APPLY WHAT YOU READ =>
1. Print, word for word, the part of the pandemic preparedness text that opens with the words containing "A landmark Science" and closes with "farm in Texas.".
2. Answer these questions from the pandemic preparedness text:
(a) What is the name of the framework that treats human, animal, and environmental health as inseparable?
(b) Which publication carried the analysis on the cost of primary pandemic prevention?
(c) In which city and year was the CEPI-WHO Global Pandemic Preparedness Summit held?

When the scientific community is accused of fabricating zoonotic origin evidence to protect China, and when those accusations are repeated by congressional committees and amplified by credentialed contrarians, the political consequence is predictable: public health institutions lose legitimacy, surveillance funding becomes a political target, and the withdrawal from WHO becomes a policy option rather than an obvious act of self-harm.
The misinformation-preparedness feedback loop: The ecosystem documented in this series did not merely distort understanding of COVID-19. It generated the political preconditions for dismantling the surveillance infrastructure that COVID-19 revealed we needed. Misinformation about the last pandemic is now directly impeding preparation for the next one. The body count in Piece 6 was retrospective. This piece describes a prospective one.
The CNN analysis by Andersen, Garry, and Holmes — three of the virologists behind Proximal Origin — stated the matter plainly: the false balance imposed on the origins question has stoked an anti-science agenda that is now being used to justify deep cuts to biomedical research, public health, and global aid.[16] The cuts are not a coincidence. They are downstream of the misinformation.
What Preparedness Actually Requires
The science of pandemic prevention has converged on a framework called One Health — the recognition that human health, animal health, and environmental health are inseparable, and that effective pandemic prevention requires surveillance and intervention across all three domains simultaneously.[17] The interventions that matter most happen before human infection: monitoring wildlife and livestock populations for novel pathogens, reducing the ecological disruption that creates spillover conditions, and building laboratory and epidemiological capacity in the regions where spillover risk is highest.
A landmark Science Advances analysis found that primary pandemic prevention — the surveillance and environmental management that prevents spillover from occurring — costs less than one-twentieth the annual value of lives lost to emerging zoonoses.[18] This is not an argument against post-spillover response capacity. It is an argument for spending a fraction of the response budget upstream, at the point where the virus is still in the bat, the mink, the civet cat — before it finds its way into a dairy farm in Texas.
The CEPI-WHO Global Pandemic Preparedness Summit, held in Rio de Janeiro in 2024, moved in this direction, proposing a framework that would expand research across entire pathogen families — not just known pandemic threats — to illuminate the virological dark.[19] The analogy offered was apt: scientists searching for pandemic pathogens are like people looking for lost keys under a streetlight. Prototype pathogen research expands the lit area. What the current U.S. administration has done is pull the streetlight out of the ground.

PROVIDED RECORDS =>
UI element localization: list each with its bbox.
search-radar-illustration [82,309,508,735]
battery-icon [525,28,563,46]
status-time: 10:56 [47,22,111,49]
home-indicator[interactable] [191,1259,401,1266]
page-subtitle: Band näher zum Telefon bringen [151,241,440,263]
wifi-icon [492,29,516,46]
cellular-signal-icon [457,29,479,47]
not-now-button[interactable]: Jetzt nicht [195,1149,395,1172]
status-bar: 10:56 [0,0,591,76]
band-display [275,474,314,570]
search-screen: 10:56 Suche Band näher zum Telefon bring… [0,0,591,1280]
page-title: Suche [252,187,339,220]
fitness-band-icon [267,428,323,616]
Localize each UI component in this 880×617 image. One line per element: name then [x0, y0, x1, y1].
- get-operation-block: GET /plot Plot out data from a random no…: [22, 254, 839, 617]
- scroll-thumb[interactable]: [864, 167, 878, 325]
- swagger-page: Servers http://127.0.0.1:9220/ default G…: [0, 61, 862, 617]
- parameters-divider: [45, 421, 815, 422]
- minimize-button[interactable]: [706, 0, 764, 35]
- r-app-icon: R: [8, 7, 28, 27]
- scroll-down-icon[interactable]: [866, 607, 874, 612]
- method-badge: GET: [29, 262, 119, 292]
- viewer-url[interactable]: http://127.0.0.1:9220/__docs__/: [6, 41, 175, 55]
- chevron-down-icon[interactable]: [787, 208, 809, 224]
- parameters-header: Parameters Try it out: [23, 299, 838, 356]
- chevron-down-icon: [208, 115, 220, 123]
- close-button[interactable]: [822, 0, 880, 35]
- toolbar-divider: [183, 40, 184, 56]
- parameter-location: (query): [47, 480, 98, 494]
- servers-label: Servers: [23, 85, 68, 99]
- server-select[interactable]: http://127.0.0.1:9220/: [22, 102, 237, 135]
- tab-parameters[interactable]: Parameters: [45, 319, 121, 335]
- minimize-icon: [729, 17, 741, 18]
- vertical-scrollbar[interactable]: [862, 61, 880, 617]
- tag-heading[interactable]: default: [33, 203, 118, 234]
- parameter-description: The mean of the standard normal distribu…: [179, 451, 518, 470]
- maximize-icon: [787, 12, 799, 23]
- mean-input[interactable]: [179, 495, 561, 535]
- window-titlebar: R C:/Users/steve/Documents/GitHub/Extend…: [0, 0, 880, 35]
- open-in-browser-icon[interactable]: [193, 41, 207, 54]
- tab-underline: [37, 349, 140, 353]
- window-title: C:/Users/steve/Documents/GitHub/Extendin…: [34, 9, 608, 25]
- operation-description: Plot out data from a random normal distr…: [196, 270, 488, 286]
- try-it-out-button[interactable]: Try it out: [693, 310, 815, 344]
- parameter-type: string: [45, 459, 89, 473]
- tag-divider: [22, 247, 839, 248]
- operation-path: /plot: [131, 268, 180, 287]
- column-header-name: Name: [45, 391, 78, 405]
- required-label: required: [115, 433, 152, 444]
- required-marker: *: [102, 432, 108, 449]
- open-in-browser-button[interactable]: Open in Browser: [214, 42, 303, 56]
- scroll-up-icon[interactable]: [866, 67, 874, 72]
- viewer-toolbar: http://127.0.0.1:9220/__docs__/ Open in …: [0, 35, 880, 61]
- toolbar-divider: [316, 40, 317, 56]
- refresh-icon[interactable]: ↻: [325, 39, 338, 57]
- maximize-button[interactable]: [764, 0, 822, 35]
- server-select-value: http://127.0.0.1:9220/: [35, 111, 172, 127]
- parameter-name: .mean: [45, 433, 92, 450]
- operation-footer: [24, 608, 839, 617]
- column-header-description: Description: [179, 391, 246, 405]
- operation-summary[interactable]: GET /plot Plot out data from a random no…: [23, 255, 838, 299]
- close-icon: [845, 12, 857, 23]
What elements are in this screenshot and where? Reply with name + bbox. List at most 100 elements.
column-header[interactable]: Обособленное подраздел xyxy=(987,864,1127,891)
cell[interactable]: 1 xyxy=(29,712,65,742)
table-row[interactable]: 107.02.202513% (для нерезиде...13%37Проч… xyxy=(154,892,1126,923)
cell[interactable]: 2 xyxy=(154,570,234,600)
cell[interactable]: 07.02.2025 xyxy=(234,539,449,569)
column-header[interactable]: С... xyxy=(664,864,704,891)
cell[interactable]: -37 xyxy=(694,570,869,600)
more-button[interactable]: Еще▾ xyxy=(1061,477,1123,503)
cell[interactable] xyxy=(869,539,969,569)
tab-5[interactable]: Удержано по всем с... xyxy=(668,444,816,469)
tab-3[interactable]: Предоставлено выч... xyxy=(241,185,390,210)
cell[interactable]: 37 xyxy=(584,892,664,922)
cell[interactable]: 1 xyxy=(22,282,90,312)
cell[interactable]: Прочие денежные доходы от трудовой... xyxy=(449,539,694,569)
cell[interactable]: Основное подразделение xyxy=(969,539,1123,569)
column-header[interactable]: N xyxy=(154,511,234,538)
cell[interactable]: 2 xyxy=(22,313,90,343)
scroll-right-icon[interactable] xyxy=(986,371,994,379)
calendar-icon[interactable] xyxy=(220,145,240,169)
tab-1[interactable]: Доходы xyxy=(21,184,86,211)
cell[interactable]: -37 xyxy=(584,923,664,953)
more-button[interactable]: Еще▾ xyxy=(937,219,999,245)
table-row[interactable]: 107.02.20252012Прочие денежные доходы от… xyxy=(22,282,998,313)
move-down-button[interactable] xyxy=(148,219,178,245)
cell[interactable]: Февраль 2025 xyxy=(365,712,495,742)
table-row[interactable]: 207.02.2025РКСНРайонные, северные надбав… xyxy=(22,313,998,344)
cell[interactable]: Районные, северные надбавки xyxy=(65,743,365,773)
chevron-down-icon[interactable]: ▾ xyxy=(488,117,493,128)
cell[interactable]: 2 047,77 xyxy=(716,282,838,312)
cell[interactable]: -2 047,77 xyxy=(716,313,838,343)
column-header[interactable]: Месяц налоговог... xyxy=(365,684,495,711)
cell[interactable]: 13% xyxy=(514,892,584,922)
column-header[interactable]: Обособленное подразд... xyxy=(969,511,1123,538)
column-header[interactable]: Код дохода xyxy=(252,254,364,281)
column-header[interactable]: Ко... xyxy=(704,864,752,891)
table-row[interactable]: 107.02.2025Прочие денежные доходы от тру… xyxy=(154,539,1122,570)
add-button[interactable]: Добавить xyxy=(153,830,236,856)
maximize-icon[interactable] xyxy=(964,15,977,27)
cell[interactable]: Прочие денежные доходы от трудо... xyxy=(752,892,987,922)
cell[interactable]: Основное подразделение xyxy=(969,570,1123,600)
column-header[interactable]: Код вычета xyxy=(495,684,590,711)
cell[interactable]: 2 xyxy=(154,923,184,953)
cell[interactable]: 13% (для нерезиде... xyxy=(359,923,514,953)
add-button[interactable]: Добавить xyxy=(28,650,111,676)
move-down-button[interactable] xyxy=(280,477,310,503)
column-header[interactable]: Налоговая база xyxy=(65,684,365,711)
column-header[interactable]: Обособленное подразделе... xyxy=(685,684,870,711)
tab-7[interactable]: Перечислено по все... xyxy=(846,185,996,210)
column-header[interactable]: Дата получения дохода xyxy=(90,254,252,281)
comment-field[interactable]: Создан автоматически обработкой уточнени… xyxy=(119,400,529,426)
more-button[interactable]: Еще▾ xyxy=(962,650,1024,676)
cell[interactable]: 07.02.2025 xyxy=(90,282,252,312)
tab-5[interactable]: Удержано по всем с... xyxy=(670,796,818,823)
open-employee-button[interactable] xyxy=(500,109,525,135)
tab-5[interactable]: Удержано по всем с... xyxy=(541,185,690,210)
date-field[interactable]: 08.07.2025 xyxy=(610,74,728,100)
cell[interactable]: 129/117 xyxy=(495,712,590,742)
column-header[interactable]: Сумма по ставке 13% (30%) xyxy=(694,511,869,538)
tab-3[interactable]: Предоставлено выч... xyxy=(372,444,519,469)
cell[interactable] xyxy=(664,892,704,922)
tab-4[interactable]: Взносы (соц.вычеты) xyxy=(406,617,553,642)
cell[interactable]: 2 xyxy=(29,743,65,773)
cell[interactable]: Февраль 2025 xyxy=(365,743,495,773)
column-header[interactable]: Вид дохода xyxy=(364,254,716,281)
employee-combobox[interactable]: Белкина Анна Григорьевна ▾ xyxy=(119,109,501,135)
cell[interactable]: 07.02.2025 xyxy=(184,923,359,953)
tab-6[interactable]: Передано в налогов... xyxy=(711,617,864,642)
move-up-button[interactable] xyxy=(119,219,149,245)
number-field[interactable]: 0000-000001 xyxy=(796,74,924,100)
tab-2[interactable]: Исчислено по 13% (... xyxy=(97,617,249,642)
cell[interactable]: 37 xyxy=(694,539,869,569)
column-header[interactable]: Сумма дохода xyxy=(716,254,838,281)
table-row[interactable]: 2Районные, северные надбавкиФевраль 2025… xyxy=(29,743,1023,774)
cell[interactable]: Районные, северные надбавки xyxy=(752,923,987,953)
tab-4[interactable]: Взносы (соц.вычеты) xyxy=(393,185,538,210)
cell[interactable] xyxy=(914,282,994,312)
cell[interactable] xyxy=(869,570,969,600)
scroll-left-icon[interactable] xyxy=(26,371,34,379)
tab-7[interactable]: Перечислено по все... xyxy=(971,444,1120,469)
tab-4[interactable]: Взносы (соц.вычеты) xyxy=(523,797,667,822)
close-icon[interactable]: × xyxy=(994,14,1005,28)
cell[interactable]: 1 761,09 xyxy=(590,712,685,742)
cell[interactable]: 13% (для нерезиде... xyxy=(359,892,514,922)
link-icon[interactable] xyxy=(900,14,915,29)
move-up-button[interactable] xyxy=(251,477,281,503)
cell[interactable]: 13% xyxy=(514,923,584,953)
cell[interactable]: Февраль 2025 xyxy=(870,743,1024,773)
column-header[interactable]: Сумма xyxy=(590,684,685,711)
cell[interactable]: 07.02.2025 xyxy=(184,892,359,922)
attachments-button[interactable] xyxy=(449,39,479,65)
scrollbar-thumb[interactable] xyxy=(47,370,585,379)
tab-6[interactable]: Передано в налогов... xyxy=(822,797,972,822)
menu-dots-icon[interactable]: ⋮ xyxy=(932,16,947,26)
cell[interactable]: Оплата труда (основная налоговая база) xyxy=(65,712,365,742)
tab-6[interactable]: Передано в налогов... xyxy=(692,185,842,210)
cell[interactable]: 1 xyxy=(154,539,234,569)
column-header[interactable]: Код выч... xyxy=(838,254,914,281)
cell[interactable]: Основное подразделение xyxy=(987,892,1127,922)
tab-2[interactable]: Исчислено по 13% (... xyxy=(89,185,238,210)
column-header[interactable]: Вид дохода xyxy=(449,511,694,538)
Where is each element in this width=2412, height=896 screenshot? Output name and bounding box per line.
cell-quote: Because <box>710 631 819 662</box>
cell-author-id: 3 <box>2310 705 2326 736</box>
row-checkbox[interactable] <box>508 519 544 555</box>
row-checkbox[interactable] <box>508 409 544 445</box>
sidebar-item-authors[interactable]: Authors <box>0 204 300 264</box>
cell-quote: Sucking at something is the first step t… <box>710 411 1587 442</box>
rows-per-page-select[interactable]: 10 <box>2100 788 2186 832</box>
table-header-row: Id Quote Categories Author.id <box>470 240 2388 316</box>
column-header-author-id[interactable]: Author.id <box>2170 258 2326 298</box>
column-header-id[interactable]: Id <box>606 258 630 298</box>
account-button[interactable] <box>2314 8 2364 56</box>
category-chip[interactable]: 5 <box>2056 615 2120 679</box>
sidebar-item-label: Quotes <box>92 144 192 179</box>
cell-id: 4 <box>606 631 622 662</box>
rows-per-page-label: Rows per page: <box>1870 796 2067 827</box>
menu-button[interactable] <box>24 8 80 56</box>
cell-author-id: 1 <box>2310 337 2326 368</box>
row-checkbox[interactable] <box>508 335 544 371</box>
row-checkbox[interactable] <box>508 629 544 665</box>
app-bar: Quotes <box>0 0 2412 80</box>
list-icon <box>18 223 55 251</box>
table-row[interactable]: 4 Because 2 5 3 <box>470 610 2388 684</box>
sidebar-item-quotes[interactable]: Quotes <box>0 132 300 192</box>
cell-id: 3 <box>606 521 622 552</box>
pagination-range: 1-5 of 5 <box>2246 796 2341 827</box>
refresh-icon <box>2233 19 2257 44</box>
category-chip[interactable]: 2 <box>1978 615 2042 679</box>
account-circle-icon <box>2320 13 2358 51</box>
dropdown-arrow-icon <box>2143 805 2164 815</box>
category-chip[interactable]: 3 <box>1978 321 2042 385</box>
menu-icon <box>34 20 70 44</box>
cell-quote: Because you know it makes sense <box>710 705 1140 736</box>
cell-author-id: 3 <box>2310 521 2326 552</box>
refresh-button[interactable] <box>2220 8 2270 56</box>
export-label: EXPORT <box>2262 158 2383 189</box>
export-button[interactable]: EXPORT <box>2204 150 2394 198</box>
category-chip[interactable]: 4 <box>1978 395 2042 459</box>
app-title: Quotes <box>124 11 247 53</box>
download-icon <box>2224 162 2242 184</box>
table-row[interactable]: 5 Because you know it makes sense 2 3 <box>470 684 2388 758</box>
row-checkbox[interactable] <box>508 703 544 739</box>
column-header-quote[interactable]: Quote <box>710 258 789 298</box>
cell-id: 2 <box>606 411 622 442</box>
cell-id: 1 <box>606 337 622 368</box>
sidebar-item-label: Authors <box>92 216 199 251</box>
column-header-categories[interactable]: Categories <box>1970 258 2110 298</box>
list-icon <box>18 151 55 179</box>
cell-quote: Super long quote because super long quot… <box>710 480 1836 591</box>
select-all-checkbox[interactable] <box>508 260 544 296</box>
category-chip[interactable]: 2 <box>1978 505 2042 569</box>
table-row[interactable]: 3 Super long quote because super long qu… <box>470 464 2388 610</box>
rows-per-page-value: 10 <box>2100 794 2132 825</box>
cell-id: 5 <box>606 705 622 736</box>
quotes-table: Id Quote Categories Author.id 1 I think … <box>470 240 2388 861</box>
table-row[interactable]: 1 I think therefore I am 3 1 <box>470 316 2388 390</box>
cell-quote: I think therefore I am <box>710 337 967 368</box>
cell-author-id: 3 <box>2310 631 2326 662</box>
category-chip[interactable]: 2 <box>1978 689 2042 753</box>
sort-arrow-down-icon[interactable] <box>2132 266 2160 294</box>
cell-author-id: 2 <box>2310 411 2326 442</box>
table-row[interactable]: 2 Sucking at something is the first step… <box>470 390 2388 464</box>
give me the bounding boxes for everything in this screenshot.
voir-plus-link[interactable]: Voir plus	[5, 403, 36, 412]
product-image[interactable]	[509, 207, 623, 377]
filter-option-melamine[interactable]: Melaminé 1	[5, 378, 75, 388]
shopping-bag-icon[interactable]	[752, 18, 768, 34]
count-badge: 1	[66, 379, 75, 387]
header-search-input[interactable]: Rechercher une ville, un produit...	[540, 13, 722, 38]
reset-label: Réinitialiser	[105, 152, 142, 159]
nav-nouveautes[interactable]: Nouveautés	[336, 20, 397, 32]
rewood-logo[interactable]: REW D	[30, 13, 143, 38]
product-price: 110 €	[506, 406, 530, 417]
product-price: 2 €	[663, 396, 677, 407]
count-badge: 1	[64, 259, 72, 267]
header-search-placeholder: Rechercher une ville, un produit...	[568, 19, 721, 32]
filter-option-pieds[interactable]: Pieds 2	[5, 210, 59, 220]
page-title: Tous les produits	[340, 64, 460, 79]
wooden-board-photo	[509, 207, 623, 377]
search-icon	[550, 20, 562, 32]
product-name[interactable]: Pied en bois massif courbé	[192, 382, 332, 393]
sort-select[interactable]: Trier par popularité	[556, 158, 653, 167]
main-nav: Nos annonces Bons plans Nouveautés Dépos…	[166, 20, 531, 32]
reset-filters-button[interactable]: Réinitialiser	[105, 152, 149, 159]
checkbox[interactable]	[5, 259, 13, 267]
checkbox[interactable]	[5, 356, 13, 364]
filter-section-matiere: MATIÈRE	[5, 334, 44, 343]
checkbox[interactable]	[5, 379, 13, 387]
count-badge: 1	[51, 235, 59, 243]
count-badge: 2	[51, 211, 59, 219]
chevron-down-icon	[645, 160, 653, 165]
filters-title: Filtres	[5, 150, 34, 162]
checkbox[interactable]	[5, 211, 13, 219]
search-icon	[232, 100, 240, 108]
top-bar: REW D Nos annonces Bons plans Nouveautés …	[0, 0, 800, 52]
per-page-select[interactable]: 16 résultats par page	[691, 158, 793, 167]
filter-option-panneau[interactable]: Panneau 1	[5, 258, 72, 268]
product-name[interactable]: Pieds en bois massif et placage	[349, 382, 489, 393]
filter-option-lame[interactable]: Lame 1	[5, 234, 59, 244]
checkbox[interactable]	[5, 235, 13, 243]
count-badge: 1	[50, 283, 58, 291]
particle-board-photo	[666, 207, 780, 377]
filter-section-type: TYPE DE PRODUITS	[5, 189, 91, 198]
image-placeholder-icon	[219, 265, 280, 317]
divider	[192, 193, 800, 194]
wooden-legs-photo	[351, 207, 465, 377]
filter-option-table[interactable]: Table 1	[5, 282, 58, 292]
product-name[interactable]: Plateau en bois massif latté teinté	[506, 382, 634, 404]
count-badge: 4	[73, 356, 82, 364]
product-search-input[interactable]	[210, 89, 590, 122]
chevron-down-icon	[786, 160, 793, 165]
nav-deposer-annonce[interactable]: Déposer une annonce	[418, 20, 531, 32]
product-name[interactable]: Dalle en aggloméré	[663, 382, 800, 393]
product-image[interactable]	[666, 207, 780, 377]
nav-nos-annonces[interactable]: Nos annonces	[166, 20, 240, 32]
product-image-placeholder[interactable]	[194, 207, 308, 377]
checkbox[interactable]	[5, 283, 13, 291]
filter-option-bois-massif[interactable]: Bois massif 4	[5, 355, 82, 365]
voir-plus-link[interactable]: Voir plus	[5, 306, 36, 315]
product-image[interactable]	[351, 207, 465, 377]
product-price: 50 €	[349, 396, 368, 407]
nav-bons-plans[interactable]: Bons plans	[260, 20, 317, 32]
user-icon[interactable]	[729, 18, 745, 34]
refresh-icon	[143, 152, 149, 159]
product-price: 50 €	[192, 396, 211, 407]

SOLUTIONS TO EACH TASK =>
1.
A landmark Science Advances analysis found that primary pandemic prevention — the surveillance and environmental management that prevents spillover from occurring — costs less than one-twentieth the annual value of lives lost to emerging zoonoses.[18] This is not an argument against post-spillover response capacity. It is an argument for spending a fraction of the response budget upstream, at the point where the virus is still in the bat, the mink, the civet cat — before it finds its way into a dairy farm in Texas.

2.
(a) One Health
(b) Science Advances
(c) Rio de Janeiro, 2024